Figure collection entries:

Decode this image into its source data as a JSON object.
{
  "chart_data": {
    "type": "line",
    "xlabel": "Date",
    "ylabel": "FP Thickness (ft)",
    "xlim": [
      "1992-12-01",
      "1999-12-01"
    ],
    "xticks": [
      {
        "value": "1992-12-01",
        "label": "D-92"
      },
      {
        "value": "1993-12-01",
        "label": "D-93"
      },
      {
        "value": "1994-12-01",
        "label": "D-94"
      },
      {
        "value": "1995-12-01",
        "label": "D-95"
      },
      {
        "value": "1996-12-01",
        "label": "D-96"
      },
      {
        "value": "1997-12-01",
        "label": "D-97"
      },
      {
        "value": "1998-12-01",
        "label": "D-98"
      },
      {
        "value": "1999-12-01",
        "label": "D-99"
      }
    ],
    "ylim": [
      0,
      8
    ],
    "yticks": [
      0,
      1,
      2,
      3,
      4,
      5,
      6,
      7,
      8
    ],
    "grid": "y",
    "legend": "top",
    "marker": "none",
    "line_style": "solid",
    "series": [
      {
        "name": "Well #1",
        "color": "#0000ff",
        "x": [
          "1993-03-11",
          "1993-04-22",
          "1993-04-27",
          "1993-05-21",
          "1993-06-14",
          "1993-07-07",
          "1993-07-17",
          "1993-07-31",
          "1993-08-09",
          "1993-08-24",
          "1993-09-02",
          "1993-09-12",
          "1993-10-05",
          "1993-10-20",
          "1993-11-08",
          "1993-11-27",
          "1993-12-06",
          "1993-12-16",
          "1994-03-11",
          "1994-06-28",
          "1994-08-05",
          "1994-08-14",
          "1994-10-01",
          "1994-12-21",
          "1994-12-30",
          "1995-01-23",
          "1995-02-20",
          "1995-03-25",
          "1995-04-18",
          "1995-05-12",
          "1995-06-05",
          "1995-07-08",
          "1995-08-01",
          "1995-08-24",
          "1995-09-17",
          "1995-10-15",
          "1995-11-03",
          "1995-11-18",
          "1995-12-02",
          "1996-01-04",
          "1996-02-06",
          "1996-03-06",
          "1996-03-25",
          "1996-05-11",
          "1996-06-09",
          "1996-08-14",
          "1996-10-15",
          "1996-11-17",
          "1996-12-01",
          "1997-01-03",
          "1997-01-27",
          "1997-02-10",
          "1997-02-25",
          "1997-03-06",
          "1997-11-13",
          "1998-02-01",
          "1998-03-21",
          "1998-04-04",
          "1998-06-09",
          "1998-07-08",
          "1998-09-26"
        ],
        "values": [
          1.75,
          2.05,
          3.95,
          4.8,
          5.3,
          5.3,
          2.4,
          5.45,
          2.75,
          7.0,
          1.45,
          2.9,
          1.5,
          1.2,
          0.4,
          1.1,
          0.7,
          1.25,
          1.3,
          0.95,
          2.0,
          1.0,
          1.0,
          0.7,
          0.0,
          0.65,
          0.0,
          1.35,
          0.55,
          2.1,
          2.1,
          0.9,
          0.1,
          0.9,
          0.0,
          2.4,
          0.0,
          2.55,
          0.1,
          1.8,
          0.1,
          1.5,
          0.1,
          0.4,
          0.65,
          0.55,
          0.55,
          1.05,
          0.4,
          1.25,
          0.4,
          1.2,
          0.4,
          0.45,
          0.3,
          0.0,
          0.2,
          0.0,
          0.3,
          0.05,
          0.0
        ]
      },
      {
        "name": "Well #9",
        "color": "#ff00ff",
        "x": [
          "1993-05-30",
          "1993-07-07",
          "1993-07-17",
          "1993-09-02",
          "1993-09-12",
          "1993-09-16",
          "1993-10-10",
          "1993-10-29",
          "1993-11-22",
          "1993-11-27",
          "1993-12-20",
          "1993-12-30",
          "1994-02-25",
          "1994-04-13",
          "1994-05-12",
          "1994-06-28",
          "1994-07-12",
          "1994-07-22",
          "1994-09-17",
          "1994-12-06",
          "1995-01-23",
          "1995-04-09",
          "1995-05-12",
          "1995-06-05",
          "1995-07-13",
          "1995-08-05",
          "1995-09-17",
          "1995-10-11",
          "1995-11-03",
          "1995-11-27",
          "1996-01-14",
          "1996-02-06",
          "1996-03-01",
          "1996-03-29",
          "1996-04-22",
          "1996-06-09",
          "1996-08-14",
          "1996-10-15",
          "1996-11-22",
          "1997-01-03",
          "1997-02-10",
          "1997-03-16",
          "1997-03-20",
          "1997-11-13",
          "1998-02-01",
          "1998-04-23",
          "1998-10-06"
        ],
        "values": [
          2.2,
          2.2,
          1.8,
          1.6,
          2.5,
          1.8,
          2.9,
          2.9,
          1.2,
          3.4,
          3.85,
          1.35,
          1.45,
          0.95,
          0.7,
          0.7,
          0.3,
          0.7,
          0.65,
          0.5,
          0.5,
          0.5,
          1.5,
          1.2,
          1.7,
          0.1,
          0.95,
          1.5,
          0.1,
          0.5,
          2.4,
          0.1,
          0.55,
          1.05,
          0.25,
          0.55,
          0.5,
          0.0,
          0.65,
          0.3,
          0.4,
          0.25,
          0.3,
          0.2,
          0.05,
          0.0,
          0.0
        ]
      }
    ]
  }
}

[Exercise brief] Exactly reproduce all of the entries above.

[Exercise result]
Decode this image into its source data as a JSON object.
{
  "chart_data": {
    "type": "line",
    "xlabel": "Date",
    "ylabel": "FP Thickness (ft)",
    "xlim": [
      "1992-12-01",
      "1999-12-01"
    ],
    "xticks": [
      {
        "value": "1992-12-01",
        "label": "D-92"
      },
      {
        "value": "1993-12-01",
        "label": "D-93"
      },
      {
        "value": "1994-12-01",
        "label": "D-94"
      },
      {
        "value": "1995-12-01",
        "label": "D-95"
      },
      {
        "value": "1996-12-01",
        "label": "D-96"
      },
      {
        "value": "1997-12-01",
        "label": "D-97"
      },
      {
        "value": "1998-12-01",
        "label": "D-98"
      },
      {
        "value": "1999-12-01",
        "label": "D-99"
      }
    ],
    "ylim": [
      0,
      8
    ],
    "yticks": [
      0,
      1,
      2,
      3,
      4,
      5,
      6,
      7,
      8
    ],
    "grid": "y",
    "legend": "top",
    "marker": "none",
    "line_style": "solid",
    "series": [
      {
        "name": "Well #1",
        "color": "#0000ff",
        "x": [
          "1993-03-11",
          "1993-04-22",
          "1993-04-27",
          "1993-05-21",
          "1993-06-14",
          "1993-07-07",
          "1993-07-17",
          "1993-07-31",
          "1993-08-09",
          "1993-08-24",
          "1993-09-02",
          "1993-09-12",
          "1993-10-05",
          "1993-10-20",
          "1993-11-08",
          "1993-11-27",
          "1993-12-06",
          "1993-12-16",
          "1994-03-11",
          "1994-06-28",
          "1994-08-05",
          "1994-08-14",
          "1994-10-01",
          "1994-12-21",
          "1994-12-30",
          "1995-01-23",
          "1995-02-20",
          "1995-03-25",
          "1995-04-18",
          "1995-05-12",
          "1995-06-05",
          "1995-07-08",
          "1995-08-01",
          "1995-08-24",
          "1995-09-17",
          "1995-10-15",
          "1995-11-03",
          "1995-11-18",
          "1995-12-02",
          "1996-01-04",
          "1996-02-06",
          "1996-03-06",
          "1996-03-25",
          "1996-05-11",
          "1996-06-09",
          "1996-08-14",
          "1996-10-15",
          "1996-11-17",
          "1996-12-01",
          "1997-01-03",
          "1997-01-27",
          "1997-02-10",
          "1997-02-25",
          "1997-03-06",
          "1997-11-13",
          "1998-02-01",
          "1998-03-21",
          "1998-04-04",
          "1998-06-09",
          "1998-07-08",
          "1998-09-26"
        ],
        "values": [
          1.75,
          2.05,
          3.95,
          4.8,
          5.3,
          5.3,
          2.4,
          5.45,
          2.75,
          7.0,
          1.45,
          2.9,
          1.5,
          1.2,
          0.4,
          1.1,
          0.7,
          1.25,
          1.3,
          0.95,
          2.0,
          1.0,
          1.0,
          0.7,
          0.0,
          0.65,
          0.0,
          1.35,
          0.55,
          2.1,
          2.1,
          0.9,
          0.1,
          0.9,
          0.0,
          2.4,
          0.0,
          2.55,
          0.1,
          1.8,
          0.1,
          1.5,
          0.1,
          0.4,
          0.65,
          0.55,
          0.55,
          1.05,
          0.4,
          1.25,
          0.4,
          1.2,
          0.4,
          0.45,
          0.3,
          0.0,
          0.2,
          0.0,
          0.3,
          0.05,
          0.0
        ]
      },
      {
        "name": "Well #9",
        "color": "#ff00ff",
        "x": [
          "1993-05-30",
          "1993-07-07",
          "1993-07-17",
          "1993-09-02",
          "1993-09-12",
          "1993-09-16",
          "1993-10-10",
          "1993-10-29",
          "1993-11-22",
          "1993-11-27",
          "1993-12-20",
          "1993-12-30",
          "1994-02-25",
          "1994-04-13",
          "1994-05-12",
          "1994-06-28",
          "1994-07-12",
          "1994-07-22",
          "1994-09-17",
          "1994-12-06",
          "1995-01-23",
          "1995-04-09",
          "1995-05-12",
          "1995-06-05",
          "1995-07-13",
          "1995-08-05",
          "1995-09-17",
          "1995-10-11",
          "1995-11-03",
          "1995-11-27",
          "1996-01-14",
          "1996-02-06",
          "1996-03-01",
          "1996-03-29",
          "1996-04-22",
          "1996-06-09",
          "1996-08-14",
          "1996-10-15",
          "1996-11-22",
          "1997-01-03",
          "1997-02-10",
          "1997-03-16",
          "1997-03-20",
          "1997-11-13",
          "1998-02-01",
          "1998-04-23",
          "1998-10-06"
        ],
        "values": [
          2.2,
          2.2,
          1.8,
          1.6,
          2.5,
          1.8,
          2.9,
          2.9,
          1.2,
          3.4,
          3.85,
          1.35,
          1.45,
          0.95,
          0.7,
          0.7,
          0.3,
          0.7,
          0.65,
          0.5,
          0.5,
          0.5,
          1.5,
          1.2,
          1.7,
          0.1,
          0.95,
          1.5,
          0.1,
          0.5,
          2.4,
          0.1,
          0.55,
          1.05,
          0.25,
          0.55,
          0.5,
          0.0,
          0.65,
          0.3,
          0.4,
          0.25,
          0.3,
          0.2,
          0.05,
          0.0,
          0.0
        ]
      }
    ]
  }
}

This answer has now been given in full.